Copy the listing below word for word, from its first line up to and including the line with "file-upload-body: Select —".

» **Dataset listing**
---
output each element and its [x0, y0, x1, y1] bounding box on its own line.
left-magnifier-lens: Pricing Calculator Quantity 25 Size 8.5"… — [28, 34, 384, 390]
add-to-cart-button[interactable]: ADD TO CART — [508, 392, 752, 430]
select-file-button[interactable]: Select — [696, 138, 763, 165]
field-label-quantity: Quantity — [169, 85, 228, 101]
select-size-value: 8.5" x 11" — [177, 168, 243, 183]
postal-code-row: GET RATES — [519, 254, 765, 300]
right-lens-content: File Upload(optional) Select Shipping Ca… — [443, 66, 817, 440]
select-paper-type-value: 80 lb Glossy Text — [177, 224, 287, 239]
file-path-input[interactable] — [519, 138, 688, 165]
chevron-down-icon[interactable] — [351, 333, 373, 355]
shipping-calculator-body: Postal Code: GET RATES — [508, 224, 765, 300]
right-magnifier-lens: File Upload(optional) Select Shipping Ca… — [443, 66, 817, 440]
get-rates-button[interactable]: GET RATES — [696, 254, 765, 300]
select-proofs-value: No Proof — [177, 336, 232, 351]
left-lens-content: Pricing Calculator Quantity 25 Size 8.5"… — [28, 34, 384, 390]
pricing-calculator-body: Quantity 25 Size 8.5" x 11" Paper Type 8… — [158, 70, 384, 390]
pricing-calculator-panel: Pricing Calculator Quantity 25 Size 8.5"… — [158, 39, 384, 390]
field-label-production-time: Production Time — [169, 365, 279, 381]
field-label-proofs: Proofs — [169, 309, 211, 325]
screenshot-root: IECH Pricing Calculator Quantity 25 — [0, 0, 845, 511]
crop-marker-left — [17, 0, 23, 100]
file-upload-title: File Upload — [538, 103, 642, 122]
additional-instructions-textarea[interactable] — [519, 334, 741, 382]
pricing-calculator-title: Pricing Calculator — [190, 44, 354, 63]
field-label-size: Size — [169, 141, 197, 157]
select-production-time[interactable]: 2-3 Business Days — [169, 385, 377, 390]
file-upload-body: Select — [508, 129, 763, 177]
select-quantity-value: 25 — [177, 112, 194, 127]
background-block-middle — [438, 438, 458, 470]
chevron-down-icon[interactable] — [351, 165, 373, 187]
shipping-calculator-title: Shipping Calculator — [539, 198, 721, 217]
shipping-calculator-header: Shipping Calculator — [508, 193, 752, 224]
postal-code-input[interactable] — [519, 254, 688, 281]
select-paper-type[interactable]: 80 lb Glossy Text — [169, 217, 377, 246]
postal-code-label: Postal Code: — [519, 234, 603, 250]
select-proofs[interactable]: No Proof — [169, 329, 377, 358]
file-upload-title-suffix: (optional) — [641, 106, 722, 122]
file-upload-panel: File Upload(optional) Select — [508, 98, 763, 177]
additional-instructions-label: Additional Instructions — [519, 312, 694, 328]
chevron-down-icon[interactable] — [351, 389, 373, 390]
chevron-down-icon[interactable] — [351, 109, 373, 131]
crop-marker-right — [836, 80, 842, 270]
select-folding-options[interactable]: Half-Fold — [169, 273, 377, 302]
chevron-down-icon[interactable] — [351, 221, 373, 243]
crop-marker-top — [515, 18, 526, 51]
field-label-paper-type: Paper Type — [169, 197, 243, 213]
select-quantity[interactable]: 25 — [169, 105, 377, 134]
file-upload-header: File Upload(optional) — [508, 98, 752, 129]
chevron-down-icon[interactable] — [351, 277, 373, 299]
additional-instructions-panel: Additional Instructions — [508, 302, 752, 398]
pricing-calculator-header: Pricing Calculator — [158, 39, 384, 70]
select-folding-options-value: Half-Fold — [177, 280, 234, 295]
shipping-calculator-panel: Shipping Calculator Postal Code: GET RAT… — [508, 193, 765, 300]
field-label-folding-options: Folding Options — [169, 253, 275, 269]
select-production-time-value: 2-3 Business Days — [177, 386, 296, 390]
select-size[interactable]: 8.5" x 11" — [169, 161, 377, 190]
---
» **Completed task**
output each element and its [x0, y0, x1, y1] bounding box on its own line.
left-magnifier-lens: Pricing Calculator Quantity 25 Size 8.5"… — [28, 34, 384, 390]
add-to-cart-button[interactable]: ADD TO CART — [508, 392, 752, 430]
select-file-button[interactable]: Select — [696, 138, 763, 165]
field-label-quantity: Quantity — [169, 85, 228, 101]
select-size-value: 8.5" x 11" — [177, 168, 243, 183]
postal-code-row: GET RATES — [519, 254, 765, 300]
right-lens-content: File Upload(optional) Select Shipping Ca… — [443, 66, 817, 440]
select-paper-type-value: 80 lb Glossy Text — [177, 224, 287, 239]
file-path-input[interactable] — [519, 138, 688, 165]
chevron-down-icon[interactable] — [351, 333, 373, 355]
shipping-calculator-body: Postal Code: GET RATES — [508, 224, 765, 300]
right-magnifier-lens: File Upload(optional) Select Shipping Ca… — [443, 66, 817, 440]
get-rates-button[interactable]: GET RATES — [696, 254, 765, 300]
select-proofs-value: No Proof — [177, 336, 232, 351]
left-lens-content: Pricing Calculator Quantity 25 Size 8.5"… — [28, 34, 384, 390]
pricing-calculator-body: Quantity 25 Size 8.5" x 11" Paper Type 8… — [158, 70, 384, 390]
pricing-calculator-panel: Pricing Calculator Quantity 25 Size 8.5"… — [158, 39, 384, 390]
field-label-production-time: Production Time — [169, 365, 279, 381]
field-label-proofs: Proofs — [169, 309, 211, 325]
screenshot-root: IECH Pricing Calculator Quantity 25 — [0, 0, 845, 511]
crop-marker-left — [17, 0, 23, 100]
file-upload-title: File Upload — [538, 103, 642, 122]
additional-instructions-textarea[interactable] — [519, 334, 741, 382]
pricing-calculator-title: Pricing Calculator — [190, 44, 354, 63]
field-label-size: Size — [169, 141, 197, 157]
select-production-time[interactable]: 2-3 Business Days — [169, 385, 377, 390]
file-upload-body: Select — [508, 129, 763, 177]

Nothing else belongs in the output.